Data entries

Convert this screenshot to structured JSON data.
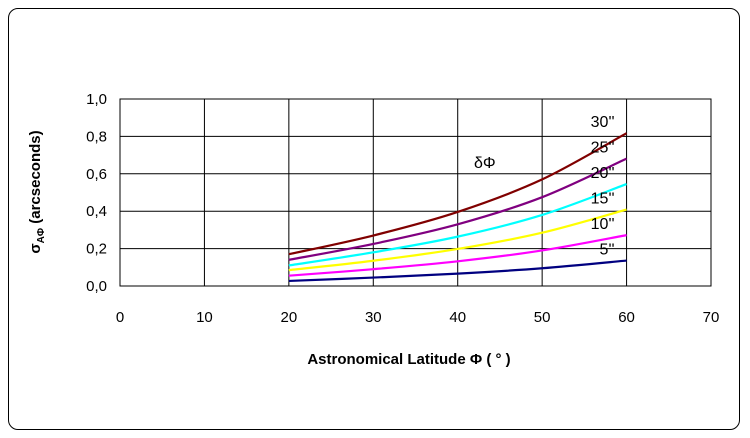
{
  "chart_data": {
    "type": "line",
    "xlabel": "Astronomical Latitude Φ ( ° )",
    "ylabel": {
      "main": "σ",
      "sub": "AΦ",
      "rest": " (arcseconds)"
    },
    "xlim": [
      0,
      70
    ],
    "ylim": [
      0,
      1.0
    ],
    "xticks": [
      0,
      10,
      20,
      30,
      40,
      50,
      60,
      70
    ],
    "xtick_labels": [
      "0",
      "10",
      "20",
      "30",
      "40",
      "50",
      "60",
      "70"
    ],
    "yticks": [
      0,
      0.2,
      0.4,
      0.6,
      0.8,
      1.0
    ],
    "ytick_labels": [
      "0,0",
      "0,2",
      "0,4",
      "0,6",
      "0,8",
      "1,0"
    ],
    "grid": true,
    "annotation": "δΦ",
    "x": [
      20,
      30,
      40,
      50,
      60
    ],
    "series": [
      {
        "name": "5''",
        "color": "#000080",
        "values": [
          0.027,
          0.045,
          0.066,
          0.095,
          0.136
        ]
      },
      {
        "name": "10''",
        "color": "#ff00ff",
        "values": [
          0.055,
          0.09,
          0.132,
          0.19,
          0.272
        ]
      },
      {
        "name": "15''",
        "color": "#ffff00",
        "values": [
          0.085,
          0.135,
          0.198,
          0.285,
          0.409
        ]
      },
      {
        "name": "20''",
        "color": "#00ffff",
        "values": [
          0.11,
          0.18,
          0.264,
          0.38,
          0.545
        ]
      },
      {
        "name": "25''",
        "color": "#800080",
        "values": [
          0.14,
          0.225,
          0.33,
          0.475,
          0.681
        ]
      },
      {
        "name": "30''",
        "color": "#800000",
        "values": [
          0.17,
          0.27,
          0.396,
          0.57,
          0.817
        ]
      }
    ]
  }
}
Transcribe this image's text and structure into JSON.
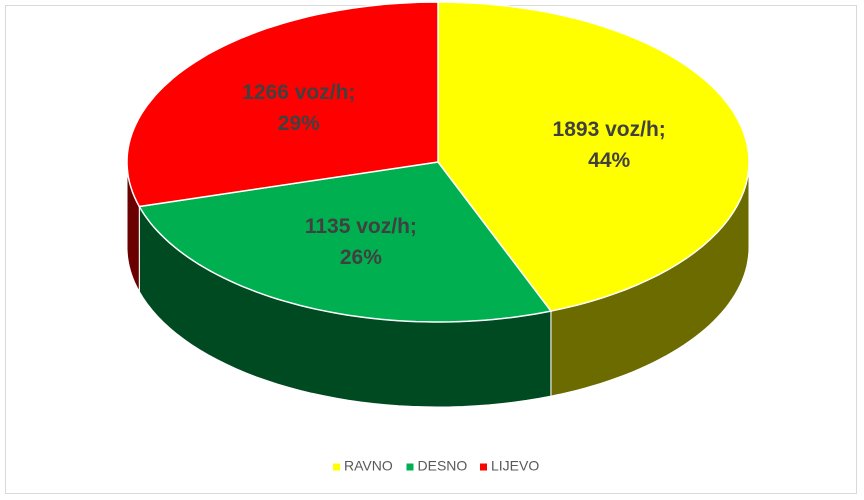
{
  "chart_data": {
    "type": "pie3d",
    "categories": [
      "RAVNO",
      "DESNO",
      "LIJEVO"
    ],
    "values": [
      1893,
      1135,
      1266
    ],
    "value_labels": [
      "1893 voz/h; 44%",
      "1135 voz/h; 26%",
      "1266 voz/h; 29%"
    ],
    "colors": [
      "#ffff00",
      "#00b050",
      "#ff0000"
    ],
    "legend": "bottom"
  }
}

Exercise prompt – Please retype, exactly and with the pictures left out, the lines from the line containing "Transcribe this image's" through the last line of the records above.

Response below –
Transcribe this image's text and structure into JSON.
{
  "chart_data": {
    "type": "pie3d",
    "categories": [
      "RAVNO",
      "DESNO",
      "LIJEVO"
    ],
    "values": [
      1893,
      1135,
      1266
    ],
    "value_labels": [
      "1893 voz/h; 44%",
      "1135 voz/h; 26%",
      "1266 voz/h; 29%"
    ],
    "colors": [
      "#ffff00",
      "#00b050",
      "#ff0000"
    ],
    "legend": "bottom"
  }
}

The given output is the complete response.